Your instructions →
Pull every line of the entries that has the word "item".

Data listing
+ + + + +
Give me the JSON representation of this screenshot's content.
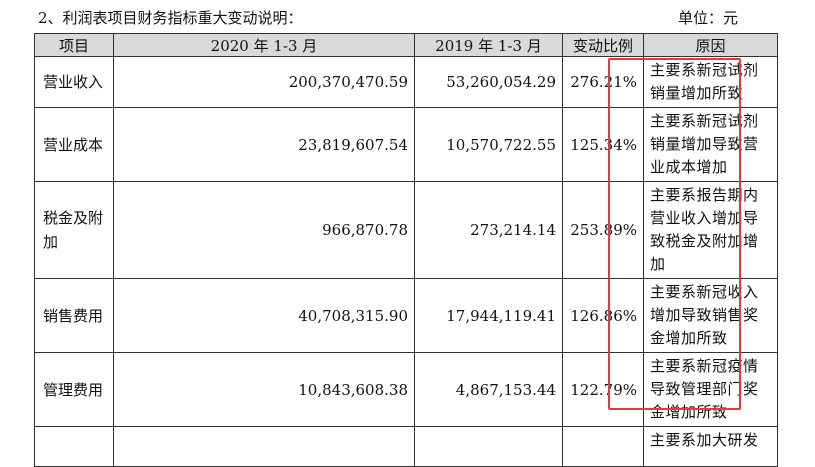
{
  "caption": {
    "title": "2、利润表项目财务指标重大变动说明：",
    "unit": "单位：元"
  },
  "table": {
    "headers": [
      "项目",
      "2020 年 1-3 月",
      "2019 年 1-3 月",
      "变动比例",
      "原因"
    ],
    "rows": [
      {
        "item": "营业收入",
        "y2020": "200,370,470.59",
        "y2019": "53,260,054.29",
        "change": "276.21%",
        "reason": "主要系新冠试剂销量增加所致"
      },
      {
        "item": "营业成本",
        "y2020": "23,819,607.54",
        "y2019": "10,570,722.55",
        "change": "125.34%",
        "reason": "主要系新冠试剂销量增加导致营业成本增加"
      },
      {
        "item": "税金及附加",
        "y2020": "966,870.78",
        "y2019": "273,214.14",
        "change": "253.89%",
        "reason": "主要系报告期内营业收入增加导致税金及附加增加"
      },
      {
        "item": "销售费用",
        "y2020": "40,708,315.90",
        "y2019": "17,944,119.41",
        "change": "126.86%",
        "reason": "主要系新冠收入增加导致销售奖金增加所致"
      },
      {
        "item": "管理费用",
        "y2020": "10,843,608.38",
        "y2019": "4,867,153.44",
        "change": "122.79%",
        "reason": "主要系新冠疫情导致管理部门奖金增加所致"
      },
      {
        "item": "",
        "y2020": "",
        "y2019": "",
        "change": "",
        "reason": "主要系加大研发"
      }
    ]
  },
  "highlight_color": "#e23b3b"
}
+ + + + +
Reply to the exercise →
        "item": "营业收入",
        "item": "营业成本",
        "item": "税金及附加",
        "item": "销售费用",
        "item": "管理费用",
        "item": "",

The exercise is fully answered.